-- AIM OF THE EXERCISE --
Return the records that follow, matching each one exactly.

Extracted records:
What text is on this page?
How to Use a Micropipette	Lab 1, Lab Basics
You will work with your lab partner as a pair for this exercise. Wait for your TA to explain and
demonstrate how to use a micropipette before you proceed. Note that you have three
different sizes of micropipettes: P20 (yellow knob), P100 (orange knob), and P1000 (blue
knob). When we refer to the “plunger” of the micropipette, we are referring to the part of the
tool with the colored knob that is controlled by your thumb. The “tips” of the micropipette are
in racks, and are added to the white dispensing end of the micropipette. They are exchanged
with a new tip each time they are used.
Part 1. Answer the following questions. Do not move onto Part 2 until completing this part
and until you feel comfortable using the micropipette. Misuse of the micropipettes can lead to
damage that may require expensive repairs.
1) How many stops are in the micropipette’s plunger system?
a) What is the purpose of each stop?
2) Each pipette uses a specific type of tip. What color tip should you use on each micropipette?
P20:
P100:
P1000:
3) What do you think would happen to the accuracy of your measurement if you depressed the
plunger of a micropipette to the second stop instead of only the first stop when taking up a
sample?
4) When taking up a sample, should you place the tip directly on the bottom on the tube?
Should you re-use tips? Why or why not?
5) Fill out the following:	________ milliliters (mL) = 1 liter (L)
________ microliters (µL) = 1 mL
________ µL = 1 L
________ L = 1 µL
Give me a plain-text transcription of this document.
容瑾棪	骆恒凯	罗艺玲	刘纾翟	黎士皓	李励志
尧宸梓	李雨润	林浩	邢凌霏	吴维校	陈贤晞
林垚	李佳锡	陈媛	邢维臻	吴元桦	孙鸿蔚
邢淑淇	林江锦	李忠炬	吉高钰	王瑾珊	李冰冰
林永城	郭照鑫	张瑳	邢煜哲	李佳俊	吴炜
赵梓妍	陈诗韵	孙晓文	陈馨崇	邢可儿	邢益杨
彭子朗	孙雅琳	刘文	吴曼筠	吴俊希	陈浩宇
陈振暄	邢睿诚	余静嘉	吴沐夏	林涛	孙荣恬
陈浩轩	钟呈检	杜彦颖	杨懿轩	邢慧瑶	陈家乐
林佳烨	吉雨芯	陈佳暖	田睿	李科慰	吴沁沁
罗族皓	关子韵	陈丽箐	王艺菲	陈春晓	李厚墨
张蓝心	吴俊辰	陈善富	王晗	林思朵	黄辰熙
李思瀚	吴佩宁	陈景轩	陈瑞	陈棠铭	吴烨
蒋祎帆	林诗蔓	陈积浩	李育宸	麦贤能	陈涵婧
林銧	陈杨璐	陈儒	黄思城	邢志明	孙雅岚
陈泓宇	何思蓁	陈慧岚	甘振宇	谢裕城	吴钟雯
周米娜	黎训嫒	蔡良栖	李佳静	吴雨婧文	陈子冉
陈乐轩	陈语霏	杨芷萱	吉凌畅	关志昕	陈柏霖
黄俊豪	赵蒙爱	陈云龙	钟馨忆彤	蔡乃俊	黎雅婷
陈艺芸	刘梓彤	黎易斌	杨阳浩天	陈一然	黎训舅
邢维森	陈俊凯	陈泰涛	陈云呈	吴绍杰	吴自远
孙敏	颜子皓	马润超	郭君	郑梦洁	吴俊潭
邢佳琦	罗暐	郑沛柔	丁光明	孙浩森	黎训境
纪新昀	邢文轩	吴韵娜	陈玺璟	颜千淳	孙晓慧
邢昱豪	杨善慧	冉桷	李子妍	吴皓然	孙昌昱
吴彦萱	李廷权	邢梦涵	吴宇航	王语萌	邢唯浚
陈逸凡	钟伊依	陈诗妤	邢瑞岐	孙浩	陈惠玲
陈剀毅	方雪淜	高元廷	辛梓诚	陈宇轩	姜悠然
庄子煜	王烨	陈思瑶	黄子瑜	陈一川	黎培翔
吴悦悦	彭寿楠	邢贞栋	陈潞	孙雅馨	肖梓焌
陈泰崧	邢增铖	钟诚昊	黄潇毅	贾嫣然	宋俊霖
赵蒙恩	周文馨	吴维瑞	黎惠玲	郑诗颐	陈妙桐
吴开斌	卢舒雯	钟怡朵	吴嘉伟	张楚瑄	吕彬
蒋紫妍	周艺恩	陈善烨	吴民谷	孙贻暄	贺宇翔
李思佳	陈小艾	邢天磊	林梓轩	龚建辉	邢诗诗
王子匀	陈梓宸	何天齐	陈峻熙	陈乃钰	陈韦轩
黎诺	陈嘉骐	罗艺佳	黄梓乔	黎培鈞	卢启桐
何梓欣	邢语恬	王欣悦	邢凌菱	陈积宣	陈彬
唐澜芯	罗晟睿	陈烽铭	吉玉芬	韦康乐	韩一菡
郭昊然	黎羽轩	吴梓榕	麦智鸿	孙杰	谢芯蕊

-- OUTPUT FOR THIS EXERCISE --
What text is on this page?
How to Use a Micropipette	Lab 1, Lab Basics
You will work with your lab partner as a pair for this exercise. Wait for your TA to explain and
demonstrate how to use a micropipette before you proceed. Note that you have three
different sizes of micropipettes: P20 (yellow knob), P100 (orange knob), and P1000 (blue
knob). When we refer to the “plunger” of the micropipette, we are referring to the part of the
tool with the colored knob that is controlled by your thumb. The “tips” of the micropipette are
in racks, and are added to the white dispensing end of the micropipette. They are exchanged
with a new tip each time they are used.
Part 1. Answer the following questions. Do not move onto Part 2 until completing this part
and until you feel comfortable using the micropipette. Misuse of the micropipettes can lead to
damage that may require expensive repairs.
1) How many stops are in the micropipette’s plunger system?
a) What is the purpose of each stop?
2) Each pipette uses a specific type of tip. What color tip should you use on each micropipette?
P20:
P100:
P1000:
3) What do you think would happen to the accuracy of your measurement if you depressed the
plunger of a micropipette to the second stop instead of only the first stop when taking up a
sample?
4) When taking up a sample, should you place the tip directly on the bottom on the tube?
Should you re-use tips? Why or why not?
5) Fill out the following:	________ milliliters (mL) = 1 liter (L)
________ microliters (µL) = 1 mL
________ µL = 1 L
________ L = 1 µL
Give me a plain-text transcription of this document.
容瑾棪	骆恒凯	罗艺玲	刘纾翟	黎士皓	李励志
尧宸梓	李雨润	林浩	邢凌霏	吴维校	陈贤晞
林垚	李佳锡	陈媛	邢维臻	吴元桦	孙鸿蔚
邢淑淇	林江锦	李忠炬	吉高钰	王瑾珊	李冰冰
林永城	郭照鑫	张瑳	邢煜哲	李佳俊	吴炜
赵梓妍	陈诗韵	孙晓文	陈馨崇	邢可儿	邢益杨
彭子朗	孙雅琳	刘文	吴曼筠	吴俊希	陈浩宇
陈振暄	邢睿诚	余静嘉	吴沐夏	林涛	孙荣恬
陈浩轩	钟呈检	杜彦颖	杨懿轩	邢慧瑶	陈家乐
林佳烨	吉雨芯	陈佳暖	田睿	李科慰	吴沁沁
罗族皓	关子韵	陈丽箐	王艺菲	陈春晓	李厚墨
张蓝心	吴俊辰	陈善富	王晗	林思朵	黄辰熙
李思瀚	吴佩宁	陈景轩	陈瑞	陈棠铭	吴烨
蒋祎帆	林诗蔓	陈积浩	李育宸	麦贤能	陈涵婧
林銧	陈杨璐	陈儒	黄思城	邢志明	孙雅岚
陈泓宇	何思蓁	陈慧岚	甘振宇	谢裕城	吴钟雯
周米娜	黎训嫒	蔡良栖	李佳静	吴雨婧文	陈子冉
陈乐轩	陈语霏	杨芷萱	吉凌畅	关志昕	陈柏霖
黄俊豪	赵蒙爱	陈云龙	钟馨忆彤	蔡乃俊	黎雅婷
陈艺芸	刘梓彤	黎易斌	杨阳浩天	陈一然	黎训舅
邢维森	陈俊凯	陈泰涛	陈云呈	吴绍杰	吴自远
孙敏	颜子皓	马润超	郭君	郑梦洁	吴俊潭
邢佳琦	罗暐	郑沛柔	丁光明	孙浩森	黎训境
纪新昀	邢文轩	吴韵娜	陈玺璟	颜千淳	孙晓慧
邢昱豪	杨善慧	冉桷	李子妍	吴皓然	孙昌昱
吴彦萱	李廷权	邢梦涵	吴宇航	王语萌	邢唯浚
陈逸凡	钟伊依	陈诗妤	邢瑞岐	孙浩	陈惠玲
陈剀毅	方雪淜	高元廷	辛梓诚	陈宇轩	姜悠然
庄子煜	王烨	陈思瑶	黄子瑜	陈一川	黎培翔
吴悦悦	彭寿楠	邢贞栋	陈潞	孙雅馨	肖梓焌
陈泰崧	邢增铖	钟诚昊	黄潇毅	贾嫣然	宋俊霖
赵蒙恩	周文馨	吴维瑞	黎惠玲	郑诗颐	陈妙桐
吴开斌	卢舒雯	钟怡朵	吴嘉伟	张楚瑄	吕彬
蒋紫妍	周艺恩	陈善烨	吴民谷	孙贻暄	贺宇翔
李思佳	陈小艾	邢天磊	林梓轩	龚建辉	邢诗诗
王子匀	陈梓宸	何天齐	陈峻熙	陈乃钰	陈韦轩
黎诺	陈嘉骐	罗艺佳	黄梓乔	黎培鈞	卢启桐
何梓欣	邢语恬	王欣悦	邢凌菱	陈积宣	陈彬
唐澜芯	罗晟睿	陈烽铭	吉玉芬	韦康乐	韩一菡
郭昊然	黎羽轩	吴梓榕	麦智鸿	孙杰	谢芯蕊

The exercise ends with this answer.